** Start **
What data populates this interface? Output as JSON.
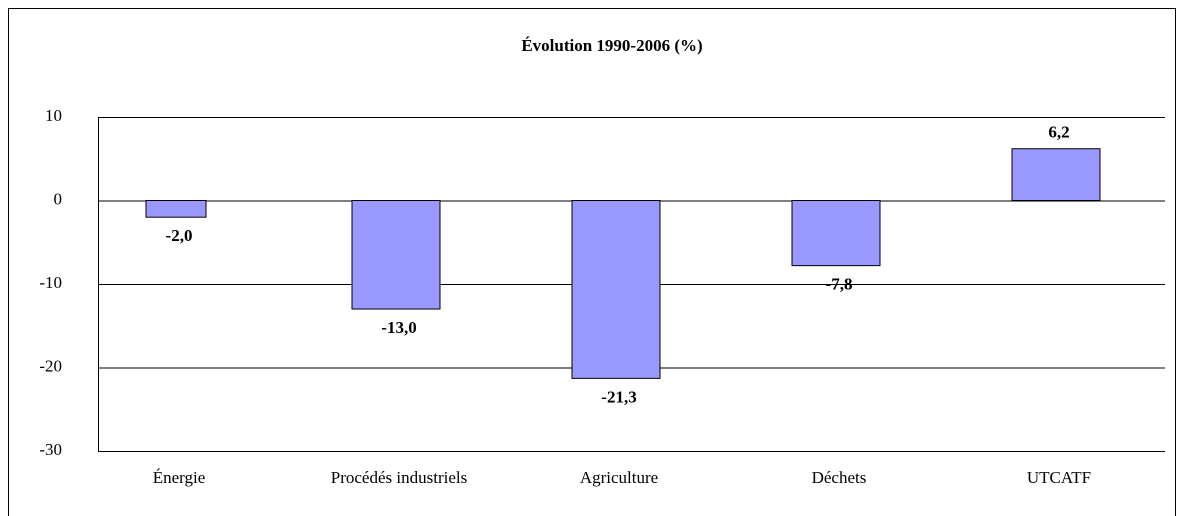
{
  "chart_data": {
    "type": "bar",
    "title": "Évolution 1990-2006 (%)",
    "categories": [
      "Énergie",
      "Procédés industriels",
      "Agriculture",
      "Déchets",
      "UTCATF"
    ],
    "values": [
      -2.0,
      -13.0,
      -21.3,
      -7.8,
      6.2
    ],
    "value_labels": [
      "-2,0",
      "-13,0",
      "-21,3",
      "-7,8",
      "6,2"
    ],
    "color": "#9999ff",
    "ylim": [
      -30,
      10
    ],
    "yticks": [
      -30,
      -20,
      -10,
      0,
      10
    ],
    "grid": true
  }
}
** End **
**Written instruction**
Copy the entries above faithfully and omit every image.

**Complete answer**
What data populates this interface? Output as JSON.
{
  "chart_data": {
    "type": "bar",
    "title": "Évolution 1990-2006 (%)",
    "categories": [
      "Énergie",
      "Procédés industriels",
      "Agriculture",
      "Déchets",
      "UTCATF"
    ],
    "values": [
      -2.0,
      -13.0,
      -21.3,
      -7.8,
      6.2
    ],
    "value_labels": [
      "-2,0",
      "-13,0",
      "-21,3",
      "-7,8",
      "6,2"
    ],
    "color": "#9999ff",
    "ylim": [
      -30,
      10
    ],
    "yticks": [
      -30,
      -20,
      -10,
      0,
      10
    ],
    "grid": true
  }
}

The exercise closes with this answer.